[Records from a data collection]
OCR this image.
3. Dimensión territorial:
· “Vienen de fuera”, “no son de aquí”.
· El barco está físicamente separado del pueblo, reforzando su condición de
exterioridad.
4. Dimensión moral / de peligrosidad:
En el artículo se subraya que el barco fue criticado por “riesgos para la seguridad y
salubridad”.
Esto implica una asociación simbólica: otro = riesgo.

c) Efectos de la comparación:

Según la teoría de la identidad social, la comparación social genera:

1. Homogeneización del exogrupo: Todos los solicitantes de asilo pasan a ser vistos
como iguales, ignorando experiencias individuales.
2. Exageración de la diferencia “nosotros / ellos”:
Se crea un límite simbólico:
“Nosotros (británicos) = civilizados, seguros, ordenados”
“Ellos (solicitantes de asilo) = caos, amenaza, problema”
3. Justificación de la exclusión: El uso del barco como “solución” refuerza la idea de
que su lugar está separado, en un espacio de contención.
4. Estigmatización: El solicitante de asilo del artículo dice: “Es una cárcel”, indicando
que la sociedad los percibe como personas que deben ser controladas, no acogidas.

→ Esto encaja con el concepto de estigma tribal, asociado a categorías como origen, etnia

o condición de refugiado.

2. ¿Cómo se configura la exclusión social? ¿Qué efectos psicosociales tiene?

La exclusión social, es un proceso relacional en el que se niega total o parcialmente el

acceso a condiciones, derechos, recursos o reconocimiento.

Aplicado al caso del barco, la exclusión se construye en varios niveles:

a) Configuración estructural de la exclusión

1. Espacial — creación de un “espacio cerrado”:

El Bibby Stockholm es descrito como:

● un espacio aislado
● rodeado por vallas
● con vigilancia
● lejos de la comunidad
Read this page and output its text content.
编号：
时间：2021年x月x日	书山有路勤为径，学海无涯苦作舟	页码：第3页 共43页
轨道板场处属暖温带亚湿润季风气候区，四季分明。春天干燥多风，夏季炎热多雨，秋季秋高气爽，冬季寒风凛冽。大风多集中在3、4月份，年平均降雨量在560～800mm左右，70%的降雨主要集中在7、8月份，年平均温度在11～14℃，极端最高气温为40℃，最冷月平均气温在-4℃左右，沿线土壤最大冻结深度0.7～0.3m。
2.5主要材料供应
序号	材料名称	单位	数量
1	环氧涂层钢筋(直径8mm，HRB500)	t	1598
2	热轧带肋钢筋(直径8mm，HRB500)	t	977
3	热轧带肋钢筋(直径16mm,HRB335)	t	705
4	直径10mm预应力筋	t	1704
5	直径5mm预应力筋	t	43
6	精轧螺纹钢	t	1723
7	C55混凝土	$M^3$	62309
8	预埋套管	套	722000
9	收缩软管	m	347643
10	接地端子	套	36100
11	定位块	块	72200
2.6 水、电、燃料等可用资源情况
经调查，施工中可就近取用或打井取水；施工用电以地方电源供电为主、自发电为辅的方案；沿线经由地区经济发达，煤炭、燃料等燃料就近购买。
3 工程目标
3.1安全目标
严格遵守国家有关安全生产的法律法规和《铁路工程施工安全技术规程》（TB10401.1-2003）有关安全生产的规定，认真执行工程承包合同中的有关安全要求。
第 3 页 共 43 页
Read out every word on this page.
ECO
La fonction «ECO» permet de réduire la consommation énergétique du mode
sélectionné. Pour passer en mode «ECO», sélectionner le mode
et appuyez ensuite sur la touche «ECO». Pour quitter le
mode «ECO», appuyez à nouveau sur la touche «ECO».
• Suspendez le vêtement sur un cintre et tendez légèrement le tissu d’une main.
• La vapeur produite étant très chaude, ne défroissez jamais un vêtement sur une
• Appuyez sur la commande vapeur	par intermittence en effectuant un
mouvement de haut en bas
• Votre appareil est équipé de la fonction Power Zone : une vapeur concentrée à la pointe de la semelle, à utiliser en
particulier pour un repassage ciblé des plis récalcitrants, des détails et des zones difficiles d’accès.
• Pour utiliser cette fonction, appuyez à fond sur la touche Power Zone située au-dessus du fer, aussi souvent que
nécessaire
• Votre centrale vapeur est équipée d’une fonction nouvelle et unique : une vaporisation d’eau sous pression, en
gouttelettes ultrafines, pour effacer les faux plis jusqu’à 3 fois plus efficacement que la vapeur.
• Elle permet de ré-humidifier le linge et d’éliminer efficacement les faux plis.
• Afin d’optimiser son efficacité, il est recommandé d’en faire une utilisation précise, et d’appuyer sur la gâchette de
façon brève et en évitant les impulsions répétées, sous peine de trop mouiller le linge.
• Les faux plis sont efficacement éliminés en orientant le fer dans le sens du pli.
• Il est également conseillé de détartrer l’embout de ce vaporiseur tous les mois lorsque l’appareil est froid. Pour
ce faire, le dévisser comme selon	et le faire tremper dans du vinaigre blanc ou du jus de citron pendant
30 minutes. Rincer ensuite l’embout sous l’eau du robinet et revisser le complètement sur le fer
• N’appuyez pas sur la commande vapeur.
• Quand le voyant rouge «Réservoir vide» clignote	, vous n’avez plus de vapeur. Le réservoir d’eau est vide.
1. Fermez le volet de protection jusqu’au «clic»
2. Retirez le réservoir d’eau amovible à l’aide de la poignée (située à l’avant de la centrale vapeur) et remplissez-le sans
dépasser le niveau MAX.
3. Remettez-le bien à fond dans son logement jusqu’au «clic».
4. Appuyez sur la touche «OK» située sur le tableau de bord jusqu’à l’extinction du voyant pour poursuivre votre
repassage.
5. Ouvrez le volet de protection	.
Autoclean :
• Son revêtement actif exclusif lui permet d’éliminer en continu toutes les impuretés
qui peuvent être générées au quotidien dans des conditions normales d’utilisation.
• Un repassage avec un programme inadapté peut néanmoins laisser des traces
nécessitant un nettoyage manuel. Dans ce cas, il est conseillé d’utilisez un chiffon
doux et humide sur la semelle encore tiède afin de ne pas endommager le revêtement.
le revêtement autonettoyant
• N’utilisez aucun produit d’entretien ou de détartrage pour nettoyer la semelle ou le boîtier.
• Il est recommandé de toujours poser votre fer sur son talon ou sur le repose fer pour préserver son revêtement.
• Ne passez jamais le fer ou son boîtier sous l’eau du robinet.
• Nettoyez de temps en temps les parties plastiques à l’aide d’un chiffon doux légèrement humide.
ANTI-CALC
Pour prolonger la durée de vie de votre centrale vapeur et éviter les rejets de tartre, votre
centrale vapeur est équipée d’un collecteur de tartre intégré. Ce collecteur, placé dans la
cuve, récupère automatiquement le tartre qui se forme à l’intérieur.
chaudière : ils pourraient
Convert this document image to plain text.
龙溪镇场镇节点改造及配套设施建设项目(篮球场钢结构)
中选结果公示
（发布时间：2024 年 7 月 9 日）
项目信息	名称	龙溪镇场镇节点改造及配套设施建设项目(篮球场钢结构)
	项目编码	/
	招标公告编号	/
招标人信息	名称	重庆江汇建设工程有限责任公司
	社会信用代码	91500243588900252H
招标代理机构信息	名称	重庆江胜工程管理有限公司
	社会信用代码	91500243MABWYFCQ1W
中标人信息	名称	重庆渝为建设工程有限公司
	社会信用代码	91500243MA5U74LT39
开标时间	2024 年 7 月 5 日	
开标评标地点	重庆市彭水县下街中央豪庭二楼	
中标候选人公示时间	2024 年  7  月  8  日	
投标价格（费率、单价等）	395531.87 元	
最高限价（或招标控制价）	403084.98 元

_What this task involves:_ Pull out each line of the entries that contains "社会信用代码".

_Finished answer:_
	社会信用代码	91500243588900252H
	社会信用代码	91500243MABWYFCQ1W
	社会信用代码	91500243MA5U74LT39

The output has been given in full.